Items from a dataset
--*--

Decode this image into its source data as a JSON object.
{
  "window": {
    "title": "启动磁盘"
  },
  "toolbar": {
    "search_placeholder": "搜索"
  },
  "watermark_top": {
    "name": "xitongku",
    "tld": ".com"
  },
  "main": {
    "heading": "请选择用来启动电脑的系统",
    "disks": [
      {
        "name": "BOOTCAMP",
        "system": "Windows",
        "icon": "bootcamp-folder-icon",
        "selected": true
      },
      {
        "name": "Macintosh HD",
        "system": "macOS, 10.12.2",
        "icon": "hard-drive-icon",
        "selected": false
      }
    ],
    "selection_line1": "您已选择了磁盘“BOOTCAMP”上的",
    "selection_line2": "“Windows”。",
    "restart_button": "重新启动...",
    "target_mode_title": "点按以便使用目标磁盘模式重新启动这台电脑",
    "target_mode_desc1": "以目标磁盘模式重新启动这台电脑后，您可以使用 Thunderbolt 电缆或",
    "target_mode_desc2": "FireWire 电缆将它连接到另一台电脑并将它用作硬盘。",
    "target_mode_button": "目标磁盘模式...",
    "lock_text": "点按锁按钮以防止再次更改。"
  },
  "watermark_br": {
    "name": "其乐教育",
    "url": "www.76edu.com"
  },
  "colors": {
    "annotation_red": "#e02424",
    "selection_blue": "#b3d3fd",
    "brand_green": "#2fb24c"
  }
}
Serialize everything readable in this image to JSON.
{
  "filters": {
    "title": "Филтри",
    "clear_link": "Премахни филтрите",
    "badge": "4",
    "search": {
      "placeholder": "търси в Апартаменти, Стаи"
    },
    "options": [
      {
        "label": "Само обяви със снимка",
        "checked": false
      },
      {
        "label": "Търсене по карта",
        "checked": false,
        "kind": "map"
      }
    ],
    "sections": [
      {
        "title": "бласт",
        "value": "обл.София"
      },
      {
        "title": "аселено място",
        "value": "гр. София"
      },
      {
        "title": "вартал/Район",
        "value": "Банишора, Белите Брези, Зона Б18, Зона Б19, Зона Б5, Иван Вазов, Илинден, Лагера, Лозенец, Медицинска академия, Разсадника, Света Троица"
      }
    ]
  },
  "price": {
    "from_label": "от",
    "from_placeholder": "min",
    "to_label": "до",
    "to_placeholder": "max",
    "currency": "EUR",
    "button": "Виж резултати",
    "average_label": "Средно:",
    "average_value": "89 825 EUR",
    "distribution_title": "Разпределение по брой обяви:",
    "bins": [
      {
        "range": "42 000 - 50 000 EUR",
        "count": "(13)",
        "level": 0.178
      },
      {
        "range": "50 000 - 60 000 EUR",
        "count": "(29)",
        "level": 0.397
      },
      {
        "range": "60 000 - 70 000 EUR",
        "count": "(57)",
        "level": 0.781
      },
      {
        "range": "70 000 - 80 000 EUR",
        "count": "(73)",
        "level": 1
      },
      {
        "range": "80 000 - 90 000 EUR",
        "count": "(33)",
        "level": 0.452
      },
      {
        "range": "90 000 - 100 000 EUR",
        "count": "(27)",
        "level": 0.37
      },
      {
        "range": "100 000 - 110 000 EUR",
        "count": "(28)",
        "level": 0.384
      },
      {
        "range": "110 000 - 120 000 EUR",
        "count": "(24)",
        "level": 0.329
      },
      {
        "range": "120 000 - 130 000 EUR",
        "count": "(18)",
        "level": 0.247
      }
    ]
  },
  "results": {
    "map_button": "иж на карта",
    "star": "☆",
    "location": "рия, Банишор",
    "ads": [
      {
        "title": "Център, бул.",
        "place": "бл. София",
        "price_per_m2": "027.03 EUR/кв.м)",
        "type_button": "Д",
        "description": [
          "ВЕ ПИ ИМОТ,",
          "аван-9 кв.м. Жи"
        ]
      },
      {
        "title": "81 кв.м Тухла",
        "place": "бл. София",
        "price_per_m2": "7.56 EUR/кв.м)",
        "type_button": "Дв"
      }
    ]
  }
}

--*--

#### [EXERCISE OBJECTIVE]
Please reproduce each line exactly as written.

#### [SOLUTION]
Decode this image into its source data as a JSON object.
{
  "window": {
    "title": "启动磁盘"
  },
  "toolbar": {
    "search_placeholder": "搜索"
  },
  "watermark_top": {
    "name": "xitongku",
    "tld": ".com"
  },
  "main": {
    "heading": "请选择用来启动电脑的系统",
    "disks": [
      {
        "name": "BOOTCAMP",
        "system": "Windows",
        "icon": "bootcamp-folder-icon",
        "selected": true
      },
      {
        "name": "Macintosh HD",
        "system": "macOS, 10.12.2",
        "icon": "hard-drive-icon",
        "selected": false
      }
    ],
    "selection_line1": "您已选择了磁盘“BOOTCAMP”上的",
    "selection_line2": "“Windows”。",
    "restart_button": "重新启动...",
    "target_mode_title": "点按以便使用目标磁盘模式重新启动这台电脑",
    "target_mode_desc1": "以目标磁盘模式重新启动这台电脑后，您可以使用 Thunderbolt 电缆或",
    "target_mode_desc2": "FireWire 电缆将它连接到另一台电脑并将它用作硬盘。",
    "target_mode_button": "目标磁盘模式...",
    "lock_text": "点按锁按钮以防止再次更改。"
  },
  "watermark_br": {
    "name": "其乐教育",
    "url": "www.76edu.com"
  },
  "colors": {
    "annotation_red": "#e02424",
    "selection_blue": "#b3d3fd",
    "brand_green": "#2fb24c"
  }
}
Serialize everything readable in this image to JSON.
{
  "filters": {
    "title": "Филтри",
    "clear_link": "Премахни филтрите",
    "badge": "4",
    "search": {
      "placeholder": "търси в Апартаменти, Стаи"
    },
    "options": [
      {
        "label": "Само обяви със снимка",
        "checked": false
      },
      {
        "label": "Търсене по карта",
        "checked": false,
        "kind": "map"
      }
    ],
    "sections": [
      {
        "title": "бласт",
        "value": "обл.София"
      },
      {
        "title": "аселено място",
        "value": "гр. София"
      },
      {
        "title": "вартал/Район",
        "value": "Банишора, Белите Брези, Зона Б18, Зона Б19, Зона Б5, Иван Вазов, Илинден, Лагера, Лозенец, Медицинска академия, Разсадника, Света Троица"
      }
    ]
  },
  "price": {
    "from_label": "от",
    "from_placeholder": "min",
    "to_label": "до",
    "to_placeholder": "max",
    "currency": "EUR",
    "button": "Виж резултати",
    "average_label": "Средно:",
    "average_value": "89 825 EUR",
    "distribution_title": "Разпределение по брой обяви:",
    "bins": [
      {
        "range": "42 000 - 50 000 EUR",
        "count": "(13)",
        "level": 0.178
      },
      {
        "range": "50 000 - 60 000 EUR",
        "count": "(29)",
        "level": 0.397
      },
      {
        "range": "60 000 - 70 000 EUR",
        "count": "(57)",
        "level": 0.781
      },
      {
        "range": "70 000 - 80 000 EUR",
        "count": "(73)",
        "level": 1
      },
      {
        "range": "80 000 - 90 000 EUR",
        "count": "(33)",
        "level": 0.452
      },
      {
        "range": "90 000 - 100 000 EUR",
        "count": "(27)",
        "level": 0.37
      },
      {
        "range": "100 000 - 110 000 EUR",
        "count": "(28)",
        "level": 0.384
      },
      {
        "range": "110 000 - 120 000 EUR",
        "count": "(24)",
        "level": 0.329
      },
      {
        "range": "120 000 - 130 000 EUR",
        "count": "(18)",
        "level": 0.247
      }
    ]
  },
  "results": {
    "map_button": "иж на карта",
    "star": "☆",
    "location": "рия, Банишор",
    "ads": [
      {
        "title": "Център, бул.",
        "place": "бл. София",
        "price_per_m2": "027.03 EUR/кв.м)",
        "type_button": "Д",
        "description": [
          "ВЕ ПИ ИМОТ,",
          "аван-9 кв.м. Жи"
        ]
      },
      {
        "title": "81 кв.м Тухла",
        "place": "бл. София",
        "price_per_m2": "7.56 EUR/кв.м)",
        "type_button": "Дв"
      }
    ]
  }
}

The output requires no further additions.